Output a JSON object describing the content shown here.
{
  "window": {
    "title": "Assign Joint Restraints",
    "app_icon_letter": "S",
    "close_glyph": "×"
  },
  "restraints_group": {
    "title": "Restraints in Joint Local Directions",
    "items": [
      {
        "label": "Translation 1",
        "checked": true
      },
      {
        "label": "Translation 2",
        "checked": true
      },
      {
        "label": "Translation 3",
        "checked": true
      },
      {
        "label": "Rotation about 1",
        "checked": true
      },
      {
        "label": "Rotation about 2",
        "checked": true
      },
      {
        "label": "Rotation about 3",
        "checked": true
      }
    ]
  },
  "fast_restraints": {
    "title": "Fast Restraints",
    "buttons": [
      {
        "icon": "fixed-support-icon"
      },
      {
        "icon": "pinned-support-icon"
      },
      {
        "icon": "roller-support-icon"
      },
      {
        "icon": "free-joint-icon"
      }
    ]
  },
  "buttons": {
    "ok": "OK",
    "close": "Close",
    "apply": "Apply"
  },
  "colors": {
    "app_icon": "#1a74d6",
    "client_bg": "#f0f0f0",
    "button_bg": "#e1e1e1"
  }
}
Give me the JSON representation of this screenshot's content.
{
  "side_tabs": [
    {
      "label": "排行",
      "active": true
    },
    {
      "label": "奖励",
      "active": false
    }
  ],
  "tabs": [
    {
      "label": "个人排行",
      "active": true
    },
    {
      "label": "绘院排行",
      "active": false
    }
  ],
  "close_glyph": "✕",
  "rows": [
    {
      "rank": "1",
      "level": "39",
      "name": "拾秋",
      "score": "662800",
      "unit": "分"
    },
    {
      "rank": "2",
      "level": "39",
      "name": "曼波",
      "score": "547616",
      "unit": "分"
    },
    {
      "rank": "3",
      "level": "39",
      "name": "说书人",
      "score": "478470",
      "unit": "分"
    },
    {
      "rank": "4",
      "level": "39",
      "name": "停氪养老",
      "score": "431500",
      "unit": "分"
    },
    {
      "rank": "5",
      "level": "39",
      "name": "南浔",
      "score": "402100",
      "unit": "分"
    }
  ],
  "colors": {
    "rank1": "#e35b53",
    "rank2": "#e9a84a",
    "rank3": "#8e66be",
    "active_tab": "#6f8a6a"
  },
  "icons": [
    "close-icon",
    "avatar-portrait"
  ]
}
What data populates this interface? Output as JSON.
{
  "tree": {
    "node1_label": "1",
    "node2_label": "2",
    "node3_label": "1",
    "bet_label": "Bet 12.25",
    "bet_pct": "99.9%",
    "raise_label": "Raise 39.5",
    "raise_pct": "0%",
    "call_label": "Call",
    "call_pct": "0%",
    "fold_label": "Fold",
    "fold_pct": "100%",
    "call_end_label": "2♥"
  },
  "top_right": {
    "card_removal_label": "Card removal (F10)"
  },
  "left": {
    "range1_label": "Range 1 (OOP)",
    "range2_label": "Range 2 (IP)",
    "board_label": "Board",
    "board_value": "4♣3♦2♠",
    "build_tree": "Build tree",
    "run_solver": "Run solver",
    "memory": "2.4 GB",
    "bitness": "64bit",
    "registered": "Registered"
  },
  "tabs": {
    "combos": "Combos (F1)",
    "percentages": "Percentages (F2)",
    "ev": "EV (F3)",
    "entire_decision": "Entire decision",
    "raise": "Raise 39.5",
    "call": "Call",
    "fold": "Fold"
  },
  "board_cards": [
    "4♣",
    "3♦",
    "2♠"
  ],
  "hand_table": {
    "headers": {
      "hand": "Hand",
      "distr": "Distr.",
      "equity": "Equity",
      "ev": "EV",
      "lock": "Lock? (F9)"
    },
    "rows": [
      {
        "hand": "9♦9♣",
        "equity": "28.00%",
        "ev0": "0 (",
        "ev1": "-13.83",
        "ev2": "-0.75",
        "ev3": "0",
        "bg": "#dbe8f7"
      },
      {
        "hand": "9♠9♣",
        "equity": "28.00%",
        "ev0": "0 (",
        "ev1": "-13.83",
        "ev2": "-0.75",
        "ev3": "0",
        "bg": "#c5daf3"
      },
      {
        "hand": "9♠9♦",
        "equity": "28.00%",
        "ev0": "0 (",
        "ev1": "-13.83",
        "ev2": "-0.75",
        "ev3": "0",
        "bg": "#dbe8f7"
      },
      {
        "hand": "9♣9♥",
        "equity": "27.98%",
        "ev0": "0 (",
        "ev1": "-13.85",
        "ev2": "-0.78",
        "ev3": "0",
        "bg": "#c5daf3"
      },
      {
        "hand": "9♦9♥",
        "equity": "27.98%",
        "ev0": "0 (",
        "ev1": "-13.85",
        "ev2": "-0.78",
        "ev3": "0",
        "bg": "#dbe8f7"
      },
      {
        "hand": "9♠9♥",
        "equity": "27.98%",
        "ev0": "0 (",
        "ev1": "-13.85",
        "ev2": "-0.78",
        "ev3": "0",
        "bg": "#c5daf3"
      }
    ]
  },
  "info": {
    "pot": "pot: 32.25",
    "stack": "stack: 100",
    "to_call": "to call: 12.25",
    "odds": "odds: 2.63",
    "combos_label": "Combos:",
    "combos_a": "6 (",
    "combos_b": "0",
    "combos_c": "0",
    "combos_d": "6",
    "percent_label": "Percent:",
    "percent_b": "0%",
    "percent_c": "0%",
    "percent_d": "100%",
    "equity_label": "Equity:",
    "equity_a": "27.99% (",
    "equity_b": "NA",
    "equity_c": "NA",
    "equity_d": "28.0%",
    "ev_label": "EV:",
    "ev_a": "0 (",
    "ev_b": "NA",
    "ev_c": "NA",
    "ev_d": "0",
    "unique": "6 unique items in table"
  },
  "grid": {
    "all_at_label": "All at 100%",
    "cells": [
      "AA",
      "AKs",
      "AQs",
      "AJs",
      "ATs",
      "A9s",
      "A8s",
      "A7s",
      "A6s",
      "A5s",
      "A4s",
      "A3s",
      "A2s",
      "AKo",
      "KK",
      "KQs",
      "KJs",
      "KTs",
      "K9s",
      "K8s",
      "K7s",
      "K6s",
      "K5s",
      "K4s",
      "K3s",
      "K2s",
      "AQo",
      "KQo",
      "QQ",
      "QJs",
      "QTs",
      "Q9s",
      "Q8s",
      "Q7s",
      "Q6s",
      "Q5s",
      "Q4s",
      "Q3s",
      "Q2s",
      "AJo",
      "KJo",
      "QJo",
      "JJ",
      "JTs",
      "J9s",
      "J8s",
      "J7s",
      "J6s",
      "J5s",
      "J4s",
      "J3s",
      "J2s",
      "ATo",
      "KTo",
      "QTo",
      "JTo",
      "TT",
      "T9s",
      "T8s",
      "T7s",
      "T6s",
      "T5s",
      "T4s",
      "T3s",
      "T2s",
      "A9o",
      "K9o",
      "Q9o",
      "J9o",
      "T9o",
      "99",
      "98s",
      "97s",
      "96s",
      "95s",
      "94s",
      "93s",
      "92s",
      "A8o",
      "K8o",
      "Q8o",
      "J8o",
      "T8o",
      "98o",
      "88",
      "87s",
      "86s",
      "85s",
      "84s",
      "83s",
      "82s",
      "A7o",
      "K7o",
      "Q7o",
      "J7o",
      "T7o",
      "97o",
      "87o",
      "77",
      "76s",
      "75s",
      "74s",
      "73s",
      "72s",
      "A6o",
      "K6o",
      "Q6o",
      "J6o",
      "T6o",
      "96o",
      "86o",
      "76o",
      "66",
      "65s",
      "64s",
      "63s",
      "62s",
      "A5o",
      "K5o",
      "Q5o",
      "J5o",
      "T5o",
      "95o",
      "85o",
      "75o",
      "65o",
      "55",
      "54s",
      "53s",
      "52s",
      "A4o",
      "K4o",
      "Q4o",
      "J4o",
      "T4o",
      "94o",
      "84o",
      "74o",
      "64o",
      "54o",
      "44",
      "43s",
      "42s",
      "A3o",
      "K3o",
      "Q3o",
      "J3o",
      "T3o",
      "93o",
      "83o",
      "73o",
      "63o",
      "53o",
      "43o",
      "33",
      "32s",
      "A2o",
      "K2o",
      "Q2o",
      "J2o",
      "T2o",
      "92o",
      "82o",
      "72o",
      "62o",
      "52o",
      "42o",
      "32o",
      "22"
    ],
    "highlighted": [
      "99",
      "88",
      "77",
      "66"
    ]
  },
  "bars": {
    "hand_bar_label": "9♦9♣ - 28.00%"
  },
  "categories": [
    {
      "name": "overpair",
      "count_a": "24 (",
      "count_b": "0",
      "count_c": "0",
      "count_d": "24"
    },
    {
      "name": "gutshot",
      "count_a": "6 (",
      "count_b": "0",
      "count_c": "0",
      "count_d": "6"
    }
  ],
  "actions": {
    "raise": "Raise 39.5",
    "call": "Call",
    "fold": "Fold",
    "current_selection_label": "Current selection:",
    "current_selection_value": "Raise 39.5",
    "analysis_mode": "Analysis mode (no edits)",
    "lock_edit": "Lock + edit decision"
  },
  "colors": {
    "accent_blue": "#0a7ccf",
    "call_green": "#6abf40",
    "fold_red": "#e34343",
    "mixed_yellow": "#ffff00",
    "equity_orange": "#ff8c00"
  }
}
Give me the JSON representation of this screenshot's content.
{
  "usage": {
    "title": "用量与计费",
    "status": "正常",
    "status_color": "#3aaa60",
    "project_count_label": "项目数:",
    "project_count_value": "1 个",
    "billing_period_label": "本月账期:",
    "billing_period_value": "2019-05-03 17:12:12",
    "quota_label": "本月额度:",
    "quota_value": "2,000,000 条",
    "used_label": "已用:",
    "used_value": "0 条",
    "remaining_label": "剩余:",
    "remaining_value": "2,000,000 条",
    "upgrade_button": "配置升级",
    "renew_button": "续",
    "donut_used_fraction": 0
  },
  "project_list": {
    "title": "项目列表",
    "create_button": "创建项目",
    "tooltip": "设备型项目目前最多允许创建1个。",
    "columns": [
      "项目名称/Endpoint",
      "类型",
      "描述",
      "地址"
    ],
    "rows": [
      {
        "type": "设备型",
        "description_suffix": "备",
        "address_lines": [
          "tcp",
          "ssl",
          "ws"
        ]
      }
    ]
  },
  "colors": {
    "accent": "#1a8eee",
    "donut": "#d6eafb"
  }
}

→ **Work to be completed**
Where a line holds the string "score", copy that line.

→ **Result**
      "score": "662800",
      "score": "547616",
      "score": "478470",
      "score": "431500",
      "score": "402100",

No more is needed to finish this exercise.